Please copy the records word for word, from the line containing "Output each element" through the line containing "cost-bar: [88, 209, 396, 216]", including both of those lines.
+---+
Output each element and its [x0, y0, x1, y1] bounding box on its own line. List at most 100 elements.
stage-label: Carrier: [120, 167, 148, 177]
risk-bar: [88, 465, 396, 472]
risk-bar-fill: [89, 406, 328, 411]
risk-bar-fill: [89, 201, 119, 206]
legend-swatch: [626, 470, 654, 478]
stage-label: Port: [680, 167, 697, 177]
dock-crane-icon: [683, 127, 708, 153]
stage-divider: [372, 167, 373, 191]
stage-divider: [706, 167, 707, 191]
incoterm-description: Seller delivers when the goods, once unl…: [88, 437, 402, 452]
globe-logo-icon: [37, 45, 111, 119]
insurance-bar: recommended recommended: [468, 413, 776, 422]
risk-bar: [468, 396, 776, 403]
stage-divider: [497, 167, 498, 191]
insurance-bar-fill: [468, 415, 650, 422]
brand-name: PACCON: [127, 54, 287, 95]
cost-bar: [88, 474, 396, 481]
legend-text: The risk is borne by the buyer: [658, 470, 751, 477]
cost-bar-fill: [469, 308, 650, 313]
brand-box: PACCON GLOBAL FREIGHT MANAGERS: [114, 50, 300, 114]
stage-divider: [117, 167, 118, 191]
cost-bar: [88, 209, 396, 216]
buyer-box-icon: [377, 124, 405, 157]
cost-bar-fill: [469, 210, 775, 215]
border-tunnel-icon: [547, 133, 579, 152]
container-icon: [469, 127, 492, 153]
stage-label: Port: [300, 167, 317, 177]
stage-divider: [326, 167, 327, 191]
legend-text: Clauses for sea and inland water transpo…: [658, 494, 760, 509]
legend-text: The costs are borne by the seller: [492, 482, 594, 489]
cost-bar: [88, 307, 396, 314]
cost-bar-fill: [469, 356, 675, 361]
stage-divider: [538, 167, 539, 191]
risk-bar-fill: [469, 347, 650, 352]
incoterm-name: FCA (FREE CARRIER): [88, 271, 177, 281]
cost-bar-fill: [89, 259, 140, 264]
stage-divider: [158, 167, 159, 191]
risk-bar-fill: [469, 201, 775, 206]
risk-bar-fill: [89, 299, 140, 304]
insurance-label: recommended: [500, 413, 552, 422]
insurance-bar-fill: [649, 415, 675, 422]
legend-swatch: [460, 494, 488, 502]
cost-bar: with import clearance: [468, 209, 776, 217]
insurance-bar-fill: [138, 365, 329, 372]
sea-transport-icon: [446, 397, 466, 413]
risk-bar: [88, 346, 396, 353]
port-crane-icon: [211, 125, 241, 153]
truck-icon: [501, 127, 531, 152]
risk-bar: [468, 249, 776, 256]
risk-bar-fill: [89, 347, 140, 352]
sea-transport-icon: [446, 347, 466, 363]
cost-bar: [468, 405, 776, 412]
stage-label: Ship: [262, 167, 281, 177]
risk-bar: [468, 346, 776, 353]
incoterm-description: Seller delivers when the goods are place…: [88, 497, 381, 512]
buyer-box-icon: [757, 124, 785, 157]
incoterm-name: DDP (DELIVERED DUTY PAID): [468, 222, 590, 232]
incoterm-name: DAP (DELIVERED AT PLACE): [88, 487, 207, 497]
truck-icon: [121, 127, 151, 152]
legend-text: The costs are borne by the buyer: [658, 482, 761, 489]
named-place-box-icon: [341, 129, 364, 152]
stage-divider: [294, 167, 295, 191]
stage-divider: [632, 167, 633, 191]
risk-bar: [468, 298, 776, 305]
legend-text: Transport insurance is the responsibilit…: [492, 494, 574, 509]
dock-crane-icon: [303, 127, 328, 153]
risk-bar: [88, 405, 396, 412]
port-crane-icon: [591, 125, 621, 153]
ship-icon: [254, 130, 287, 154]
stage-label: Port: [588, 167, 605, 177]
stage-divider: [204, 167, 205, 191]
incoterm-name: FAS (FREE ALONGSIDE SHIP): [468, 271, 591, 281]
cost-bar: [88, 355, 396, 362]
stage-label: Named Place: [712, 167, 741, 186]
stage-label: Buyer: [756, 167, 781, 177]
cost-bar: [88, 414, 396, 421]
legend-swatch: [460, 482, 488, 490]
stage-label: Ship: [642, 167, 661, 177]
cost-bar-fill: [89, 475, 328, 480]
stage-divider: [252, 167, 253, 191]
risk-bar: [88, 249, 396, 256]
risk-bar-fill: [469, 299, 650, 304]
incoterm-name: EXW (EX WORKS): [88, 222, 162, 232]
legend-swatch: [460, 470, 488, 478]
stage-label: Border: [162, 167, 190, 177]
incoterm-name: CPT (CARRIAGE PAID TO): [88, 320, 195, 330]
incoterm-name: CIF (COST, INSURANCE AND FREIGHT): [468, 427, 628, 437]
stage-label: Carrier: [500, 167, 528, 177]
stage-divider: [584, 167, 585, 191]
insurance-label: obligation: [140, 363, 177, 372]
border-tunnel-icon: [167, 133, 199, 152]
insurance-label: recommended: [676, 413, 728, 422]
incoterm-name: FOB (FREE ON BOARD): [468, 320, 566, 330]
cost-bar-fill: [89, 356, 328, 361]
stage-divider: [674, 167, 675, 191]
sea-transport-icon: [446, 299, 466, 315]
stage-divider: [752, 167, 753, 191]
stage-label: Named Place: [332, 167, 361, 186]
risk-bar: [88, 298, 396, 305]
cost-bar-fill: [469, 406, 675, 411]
+---+
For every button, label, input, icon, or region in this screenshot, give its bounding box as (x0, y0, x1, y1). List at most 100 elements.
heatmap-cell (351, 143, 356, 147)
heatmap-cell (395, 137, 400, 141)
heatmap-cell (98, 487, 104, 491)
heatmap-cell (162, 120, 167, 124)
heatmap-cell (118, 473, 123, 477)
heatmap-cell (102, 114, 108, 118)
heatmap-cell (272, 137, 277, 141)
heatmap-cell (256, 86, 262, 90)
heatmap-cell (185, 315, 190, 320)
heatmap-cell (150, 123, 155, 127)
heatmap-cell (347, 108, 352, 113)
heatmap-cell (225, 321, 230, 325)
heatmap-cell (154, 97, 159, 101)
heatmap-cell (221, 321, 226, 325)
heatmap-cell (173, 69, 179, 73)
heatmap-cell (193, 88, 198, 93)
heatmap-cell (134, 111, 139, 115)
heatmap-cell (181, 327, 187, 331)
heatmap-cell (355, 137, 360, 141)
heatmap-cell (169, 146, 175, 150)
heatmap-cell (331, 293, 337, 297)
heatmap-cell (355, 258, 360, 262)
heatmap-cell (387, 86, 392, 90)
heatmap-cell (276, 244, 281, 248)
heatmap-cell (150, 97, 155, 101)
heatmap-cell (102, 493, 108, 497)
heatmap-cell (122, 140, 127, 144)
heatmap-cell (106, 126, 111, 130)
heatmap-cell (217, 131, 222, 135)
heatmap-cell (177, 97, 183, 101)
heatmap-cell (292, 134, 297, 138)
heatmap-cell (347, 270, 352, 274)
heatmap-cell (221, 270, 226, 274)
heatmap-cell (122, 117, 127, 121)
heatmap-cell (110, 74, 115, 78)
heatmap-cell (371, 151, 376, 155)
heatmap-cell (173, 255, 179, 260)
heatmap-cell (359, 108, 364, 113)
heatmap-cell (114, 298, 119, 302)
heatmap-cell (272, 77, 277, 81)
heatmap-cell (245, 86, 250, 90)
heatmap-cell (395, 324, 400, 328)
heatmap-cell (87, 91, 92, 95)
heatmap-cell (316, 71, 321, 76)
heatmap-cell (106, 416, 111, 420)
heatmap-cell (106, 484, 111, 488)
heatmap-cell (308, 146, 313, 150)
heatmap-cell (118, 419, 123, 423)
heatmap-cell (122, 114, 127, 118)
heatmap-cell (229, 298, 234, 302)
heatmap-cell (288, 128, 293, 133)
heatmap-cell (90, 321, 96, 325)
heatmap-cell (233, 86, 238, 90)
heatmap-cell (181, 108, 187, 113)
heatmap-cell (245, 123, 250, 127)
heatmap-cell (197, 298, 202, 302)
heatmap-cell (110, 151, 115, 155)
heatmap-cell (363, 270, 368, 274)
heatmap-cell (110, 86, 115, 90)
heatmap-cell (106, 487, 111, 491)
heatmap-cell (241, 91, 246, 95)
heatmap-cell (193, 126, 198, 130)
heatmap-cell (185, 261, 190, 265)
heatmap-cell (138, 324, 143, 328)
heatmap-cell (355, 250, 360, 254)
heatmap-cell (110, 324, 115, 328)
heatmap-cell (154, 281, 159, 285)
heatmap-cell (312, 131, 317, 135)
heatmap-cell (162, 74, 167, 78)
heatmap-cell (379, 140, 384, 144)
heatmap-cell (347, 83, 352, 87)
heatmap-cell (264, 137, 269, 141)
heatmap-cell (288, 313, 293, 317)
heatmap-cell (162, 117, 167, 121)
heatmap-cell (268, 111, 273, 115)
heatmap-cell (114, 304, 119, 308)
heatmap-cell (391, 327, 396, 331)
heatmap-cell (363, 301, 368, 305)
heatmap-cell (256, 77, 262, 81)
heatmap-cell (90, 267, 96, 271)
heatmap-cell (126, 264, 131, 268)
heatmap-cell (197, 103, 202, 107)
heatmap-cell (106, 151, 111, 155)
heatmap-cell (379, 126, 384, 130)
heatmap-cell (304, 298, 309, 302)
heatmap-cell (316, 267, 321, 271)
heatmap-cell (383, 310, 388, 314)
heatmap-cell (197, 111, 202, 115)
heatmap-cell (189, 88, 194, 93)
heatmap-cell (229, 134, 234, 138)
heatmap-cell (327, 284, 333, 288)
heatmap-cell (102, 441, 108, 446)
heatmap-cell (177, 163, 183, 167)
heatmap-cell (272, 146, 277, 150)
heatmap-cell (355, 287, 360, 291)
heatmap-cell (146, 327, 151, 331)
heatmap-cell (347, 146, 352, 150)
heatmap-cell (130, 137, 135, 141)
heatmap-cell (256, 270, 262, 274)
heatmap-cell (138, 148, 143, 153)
+---+
Reply -
Output each element and its [x0, y0, x1, y1] bounding box on its own line. List at most 100 elements.
stage-label: Carrier: [120, 167, 148, 177]
risk-bar: [88, 465, 396, 472]
risk-bar-fill: [89, 406, 328, 411]
risk-bar-fill: [89, 201, 119, 206]
legend-swatch: [626, 470, 654, 478]
stage-label: Port: [680, 167, 697, 177]
dock-crane-icon: [683, 127, 708, 153]
stage-divider: [372, 167, 373, 191]
stage-divider: [706, 167, 707, 191]
incoterm-description: Seller delivers when the goods, once unl…: [88, 437, 402, 452]
globe-logo-icon: [37, 45, 111, 119]
insurance-bar: recommended recommended: [468, 413, 776, 422]
risk-bar: [468, 396, 776, 403]
stage-divider: [497, 167, 498, 191]
insurance-bar-fill: [468, 415, 650, 422]
brand-name: PACCON: [127, 54, 287, 95]
cost-bar: [88, 474, 396, 481]
legend-text: The risk is borne by the buyer: [658, 470, 751, 477]
cost-bar-fill: [469, 308, 650, 313]
brand-box: PACCON GLOBAL FREIGHT MANAGERS: [114, 50, 300, 114]
stage-divider: [117, 167, 118, 191]
cost-bar: [88, 209, 396, 216]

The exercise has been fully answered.